-- Start DATASET RECORDS --

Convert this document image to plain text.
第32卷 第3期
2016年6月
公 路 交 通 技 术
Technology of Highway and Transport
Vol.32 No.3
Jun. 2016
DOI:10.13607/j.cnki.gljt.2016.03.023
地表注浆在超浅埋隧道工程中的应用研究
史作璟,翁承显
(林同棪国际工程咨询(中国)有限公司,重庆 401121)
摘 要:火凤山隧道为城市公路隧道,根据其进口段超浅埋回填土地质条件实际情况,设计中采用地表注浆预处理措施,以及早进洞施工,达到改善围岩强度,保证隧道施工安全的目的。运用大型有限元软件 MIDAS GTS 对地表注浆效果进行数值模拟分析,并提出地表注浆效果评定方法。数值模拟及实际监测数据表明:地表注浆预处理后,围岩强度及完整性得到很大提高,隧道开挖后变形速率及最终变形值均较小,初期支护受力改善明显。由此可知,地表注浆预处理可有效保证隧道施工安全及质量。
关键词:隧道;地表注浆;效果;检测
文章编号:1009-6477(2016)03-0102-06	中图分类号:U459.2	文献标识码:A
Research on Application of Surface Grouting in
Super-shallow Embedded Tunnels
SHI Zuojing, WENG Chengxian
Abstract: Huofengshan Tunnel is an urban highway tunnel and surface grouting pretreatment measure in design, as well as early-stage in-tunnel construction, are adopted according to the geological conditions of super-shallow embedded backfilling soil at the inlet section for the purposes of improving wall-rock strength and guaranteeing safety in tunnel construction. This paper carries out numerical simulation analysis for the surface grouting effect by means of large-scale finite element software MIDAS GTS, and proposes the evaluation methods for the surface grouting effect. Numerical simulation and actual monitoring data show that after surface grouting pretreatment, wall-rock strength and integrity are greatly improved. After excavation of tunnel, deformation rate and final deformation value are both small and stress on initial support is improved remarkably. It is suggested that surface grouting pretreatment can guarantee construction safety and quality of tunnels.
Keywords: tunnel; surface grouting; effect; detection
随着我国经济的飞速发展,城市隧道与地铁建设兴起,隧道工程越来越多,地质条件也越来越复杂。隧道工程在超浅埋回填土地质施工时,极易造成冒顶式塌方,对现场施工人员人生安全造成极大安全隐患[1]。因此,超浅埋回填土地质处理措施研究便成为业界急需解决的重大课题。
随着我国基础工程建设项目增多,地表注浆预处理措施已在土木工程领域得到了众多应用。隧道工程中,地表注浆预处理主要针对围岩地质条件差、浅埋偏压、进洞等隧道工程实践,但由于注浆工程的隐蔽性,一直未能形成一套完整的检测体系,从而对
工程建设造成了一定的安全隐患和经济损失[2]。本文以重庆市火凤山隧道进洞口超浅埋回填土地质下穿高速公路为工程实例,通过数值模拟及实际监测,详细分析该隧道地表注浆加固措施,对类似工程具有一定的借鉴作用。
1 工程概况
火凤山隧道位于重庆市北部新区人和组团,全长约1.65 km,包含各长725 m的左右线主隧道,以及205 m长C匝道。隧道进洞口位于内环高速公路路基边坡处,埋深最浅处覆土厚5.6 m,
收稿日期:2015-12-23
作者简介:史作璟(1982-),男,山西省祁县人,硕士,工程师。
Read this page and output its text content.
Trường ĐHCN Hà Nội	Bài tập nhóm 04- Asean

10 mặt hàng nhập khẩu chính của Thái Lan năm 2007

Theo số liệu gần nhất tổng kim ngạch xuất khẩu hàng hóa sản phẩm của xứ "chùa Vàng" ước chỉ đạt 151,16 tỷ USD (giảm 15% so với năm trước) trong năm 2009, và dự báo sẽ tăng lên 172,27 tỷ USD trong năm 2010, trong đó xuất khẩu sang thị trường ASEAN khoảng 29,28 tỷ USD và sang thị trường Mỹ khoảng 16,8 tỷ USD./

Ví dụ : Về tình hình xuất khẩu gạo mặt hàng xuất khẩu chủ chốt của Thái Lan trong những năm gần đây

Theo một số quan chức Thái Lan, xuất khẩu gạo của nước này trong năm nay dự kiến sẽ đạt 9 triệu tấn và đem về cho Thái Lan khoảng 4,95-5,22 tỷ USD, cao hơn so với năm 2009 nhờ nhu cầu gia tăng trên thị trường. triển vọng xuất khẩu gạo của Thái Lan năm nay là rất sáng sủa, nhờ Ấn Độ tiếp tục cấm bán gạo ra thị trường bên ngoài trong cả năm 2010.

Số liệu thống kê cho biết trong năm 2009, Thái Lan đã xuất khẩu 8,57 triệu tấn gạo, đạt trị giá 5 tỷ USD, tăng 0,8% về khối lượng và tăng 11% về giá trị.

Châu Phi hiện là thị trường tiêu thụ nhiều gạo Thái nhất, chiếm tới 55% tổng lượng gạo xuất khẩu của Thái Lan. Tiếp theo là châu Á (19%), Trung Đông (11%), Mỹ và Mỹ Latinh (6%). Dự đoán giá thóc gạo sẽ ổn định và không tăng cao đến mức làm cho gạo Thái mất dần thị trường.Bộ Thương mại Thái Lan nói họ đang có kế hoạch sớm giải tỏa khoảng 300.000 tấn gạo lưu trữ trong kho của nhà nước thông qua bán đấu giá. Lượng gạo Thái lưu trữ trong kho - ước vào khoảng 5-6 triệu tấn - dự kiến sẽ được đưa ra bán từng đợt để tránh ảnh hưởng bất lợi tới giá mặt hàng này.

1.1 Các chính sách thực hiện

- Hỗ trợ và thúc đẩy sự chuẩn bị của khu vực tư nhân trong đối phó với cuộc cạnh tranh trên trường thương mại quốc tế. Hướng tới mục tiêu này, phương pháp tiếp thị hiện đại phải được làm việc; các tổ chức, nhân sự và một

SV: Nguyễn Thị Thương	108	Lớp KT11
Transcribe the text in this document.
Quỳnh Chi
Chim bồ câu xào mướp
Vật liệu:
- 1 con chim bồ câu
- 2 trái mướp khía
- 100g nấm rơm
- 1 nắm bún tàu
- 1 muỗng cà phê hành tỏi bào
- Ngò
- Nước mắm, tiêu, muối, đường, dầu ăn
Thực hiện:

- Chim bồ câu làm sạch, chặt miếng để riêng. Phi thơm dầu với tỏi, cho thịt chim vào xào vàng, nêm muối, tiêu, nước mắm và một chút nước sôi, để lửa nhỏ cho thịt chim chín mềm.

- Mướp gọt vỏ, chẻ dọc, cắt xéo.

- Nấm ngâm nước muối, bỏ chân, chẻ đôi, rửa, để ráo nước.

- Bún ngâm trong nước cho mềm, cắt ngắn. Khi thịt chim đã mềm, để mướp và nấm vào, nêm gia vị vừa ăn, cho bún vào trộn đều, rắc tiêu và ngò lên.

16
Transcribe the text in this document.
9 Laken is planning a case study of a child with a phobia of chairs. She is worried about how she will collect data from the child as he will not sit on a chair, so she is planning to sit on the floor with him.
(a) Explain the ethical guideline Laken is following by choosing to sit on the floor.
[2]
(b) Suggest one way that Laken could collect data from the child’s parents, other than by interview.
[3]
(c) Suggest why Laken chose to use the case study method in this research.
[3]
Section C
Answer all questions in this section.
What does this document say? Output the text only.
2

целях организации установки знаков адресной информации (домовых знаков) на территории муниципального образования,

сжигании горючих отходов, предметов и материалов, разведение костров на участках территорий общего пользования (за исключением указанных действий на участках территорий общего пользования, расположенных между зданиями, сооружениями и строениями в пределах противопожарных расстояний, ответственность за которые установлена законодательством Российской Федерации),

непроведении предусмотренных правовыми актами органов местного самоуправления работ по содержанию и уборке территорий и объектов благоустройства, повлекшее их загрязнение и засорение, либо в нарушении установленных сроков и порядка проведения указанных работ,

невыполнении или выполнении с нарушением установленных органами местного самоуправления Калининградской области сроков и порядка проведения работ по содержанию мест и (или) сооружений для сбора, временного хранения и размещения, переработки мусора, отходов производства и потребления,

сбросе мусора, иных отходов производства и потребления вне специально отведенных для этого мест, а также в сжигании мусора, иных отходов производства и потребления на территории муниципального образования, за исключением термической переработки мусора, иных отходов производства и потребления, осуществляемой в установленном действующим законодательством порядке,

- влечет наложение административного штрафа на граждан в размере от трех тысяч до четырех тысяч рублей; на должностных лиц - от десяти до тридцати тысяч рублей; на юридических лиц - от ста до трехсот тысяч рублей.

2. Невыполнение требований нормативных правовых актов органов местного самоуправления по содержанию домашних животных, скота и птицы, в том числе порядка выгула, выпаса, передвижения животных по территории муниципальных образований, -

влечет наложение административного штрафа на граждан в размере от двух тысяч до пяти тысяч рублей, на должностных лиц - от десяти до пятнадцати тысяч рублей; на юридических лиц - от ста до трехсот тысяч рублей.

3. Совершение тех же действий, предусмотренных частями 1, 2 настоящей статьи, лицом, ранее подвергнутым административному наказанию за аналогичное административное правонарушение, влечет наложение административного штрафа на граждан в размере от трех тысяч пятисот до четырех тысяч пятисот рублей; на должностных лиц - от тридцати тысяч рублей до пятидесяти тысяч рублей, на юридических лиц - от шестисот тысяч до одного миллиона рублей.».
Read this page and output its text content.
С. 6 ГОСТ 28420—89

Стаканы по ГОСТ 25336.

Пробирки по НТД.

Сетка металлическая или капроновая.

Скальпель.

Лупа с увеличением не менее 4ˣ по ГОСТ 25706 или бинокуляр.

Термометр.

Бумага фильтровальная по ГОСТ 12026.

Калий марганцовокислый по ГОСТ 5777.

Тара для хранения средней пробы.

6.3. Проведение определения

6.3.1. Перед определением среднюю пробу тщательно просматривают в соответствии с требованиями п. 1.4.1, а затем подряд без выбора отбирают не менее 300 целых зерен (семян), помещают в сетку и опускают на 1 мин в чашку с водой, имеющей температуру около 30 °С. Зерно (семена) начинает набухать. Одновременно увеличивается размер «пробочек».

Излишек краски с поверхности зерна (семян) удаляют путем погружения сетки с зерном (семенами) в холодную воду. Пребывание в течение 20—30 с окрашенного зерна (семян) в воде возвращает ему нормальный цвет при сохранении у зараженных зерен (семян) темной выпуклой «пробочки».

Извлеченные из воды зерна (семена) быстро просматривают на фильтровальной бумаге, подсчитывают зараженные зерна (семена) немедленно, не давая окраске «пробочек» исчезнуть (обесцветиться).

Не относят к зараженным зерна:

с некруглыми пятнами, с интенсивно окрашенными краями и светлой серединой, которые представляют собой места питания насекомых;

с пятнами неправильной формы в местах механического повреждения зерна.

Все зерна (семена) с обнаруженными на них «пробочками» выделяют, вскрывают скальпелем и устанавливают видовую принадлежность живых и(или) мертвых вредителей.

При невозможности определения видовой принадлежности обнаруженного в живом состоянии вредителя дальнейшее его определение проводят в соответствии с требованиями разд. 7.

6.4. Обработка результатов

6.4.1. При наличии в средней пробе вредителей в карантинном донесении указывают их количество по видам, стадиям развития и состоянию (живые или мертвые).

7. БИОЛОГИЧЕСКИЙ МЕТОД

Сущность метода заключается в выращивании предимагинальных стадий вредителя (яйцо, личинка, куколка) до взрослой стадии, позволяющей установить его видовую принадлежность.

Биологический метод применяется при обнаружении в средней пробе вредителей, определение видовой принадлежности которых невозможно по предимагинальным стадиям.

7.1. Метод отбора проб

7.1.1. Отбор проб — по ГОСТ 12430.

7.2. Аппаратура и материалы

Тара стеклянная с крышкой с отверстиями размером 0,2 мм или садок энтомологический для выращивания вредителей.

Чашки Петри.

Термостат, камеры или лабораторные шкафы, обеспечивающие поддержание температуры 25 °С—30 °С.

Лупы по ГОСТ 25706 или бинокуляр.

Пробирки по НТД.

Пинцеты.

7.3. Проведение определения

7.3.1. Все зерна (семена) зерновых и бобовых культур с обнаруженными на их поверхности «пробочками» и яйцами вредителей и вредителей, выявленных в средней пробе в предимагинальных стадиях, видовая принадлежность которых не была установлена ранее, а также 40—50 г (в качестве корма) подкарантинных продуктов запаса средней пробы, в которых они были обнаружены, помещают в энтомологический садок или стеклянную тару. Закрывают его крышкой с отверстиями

-- End DATASET RECORDS --

WHAT TO DO » Find every line with "муниципального" in the listing and state how many there are, nothing else.

RESULT » 2